>> BEGIN
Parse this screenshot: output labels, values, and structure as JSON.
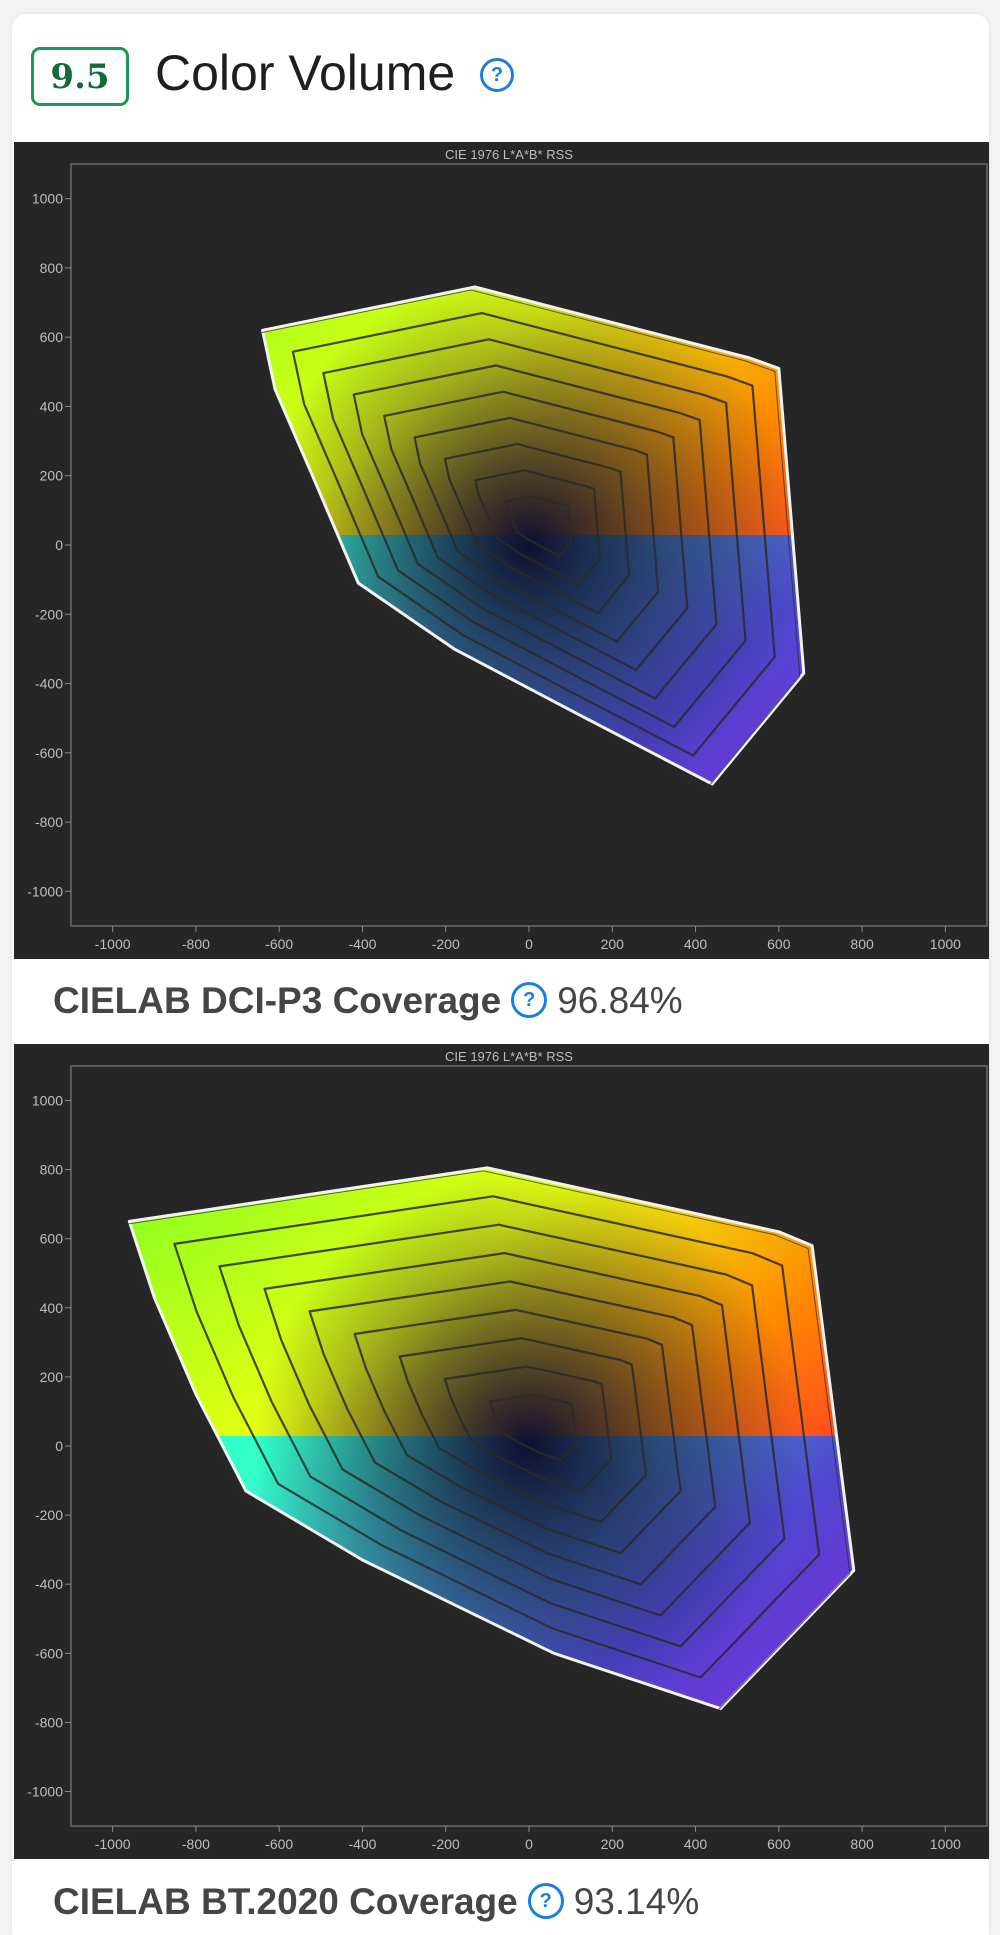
{
  "section": {
    "score": "9.5",
    "title": "Color Volume",
    "help_icon": "question-circle-icon"
  },
  "charts": [
    {
      "plot_title": "CIE 1976 L*A*B* RSS",
      "caption_label": "CIELAB DCI-P3 Coverage",
      "caption_value": "96.84%",
      "chart_data": {
        "type": "area",
        "title": "CIE 1976 L*A*B* RSS",
        "xlim": [
          -1100,
          1100
        ],
        "ylim": [
          -1100,
          1100
        ],
        "x_ticks": [
          "-1000",
          "-800",
          "-600",
          "-400",
          "-200",
          "0",
          "200",
          "400",
          "600",
          "800",
          "1000"
        ],
        "y_ticks": [
          "1000",
          "800",
          "600",
          "400",
          "200",
          "0",
          "-200",
          "-400",
          "-600",
          "-800",
          "-1000"
        ],
        "grid": false,
        "outer_boundary": [
          [
            -130,
            745
          ],
          [
            -640,
            620
          ],
          [
            -610,
            450
          ],
          [
            -520,
            200
          ],
          [
            -410,
            -110
          ],
          [
            -180,
            -300
          ],
          [
            120,
            -490
          ],
          [
            440,
            -690
          ],
          [
            660,
            -370
          ],
          [
            600,
            510
          ],
          [
            530,
            540
          ]
        ]
      }
    },
    {
      "plot_title": "CIE 1976 L*A*B* RSS",
      "caption_label": "CIELAB BT.2020 Coverage",
      "caption_value": "93.14%",
      "chart_data": {
        "type": "area",
        "title": "CIE 1976 L*A*B* RSS",
        "xlim": [
          -1100,
          1100
        ],
        "ylim": [
          -1100,
          1100
        ],
        "x_ticks": [
          "-1000",
          "-800",
          "-600",
          "-400",
          "-200",
          "0",
          "200",
          "400",
          "600",
          "800",
          "1000"
        ],
        "y_ticks": [
          "1000",
          "800",
          "600",
          "400",
          "200",
          "0",
          "-200",
          "-400",
          "-600",
          "-800",
          "-1000"
        ],
        "grid": false,
        "outer_boundary": [
          [
            -100,
            805
          ],
          [
            -960,
            650
          ],
          [
            -900,
            430
          ],
          [
            -800,
            150
          ],
          [
            -680,
            -130
          ],
          [
            -400,
            -330
          ],
          [
            60,
            -600
          ],
          [
            460,
            -760
          ],
          [
            780,
            -360
          ],
          [
            680,
            580
          ],
          [
            600,
            620
          ]
        ]
      }
    }
  ],
  "colors": {
    "score_border": "#1a9a4e",
    "help_icon": "#1a7ee0",
    "plot_background": "#262626"
  }
}
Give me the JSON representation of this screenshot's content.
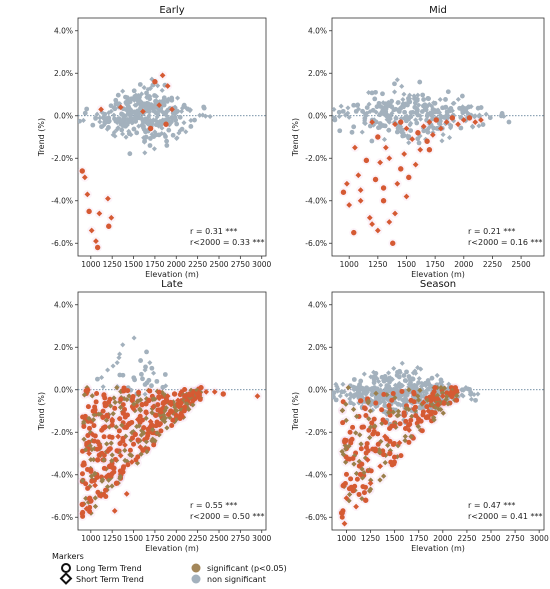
>> END
Directions: In the records above, locate each line with the word "this". Copy all such lines.

Solution to the exercise:
Parse this screenshot: output labels, values, and structure as JSON.
Give me the JSON representation of this screenshot's content.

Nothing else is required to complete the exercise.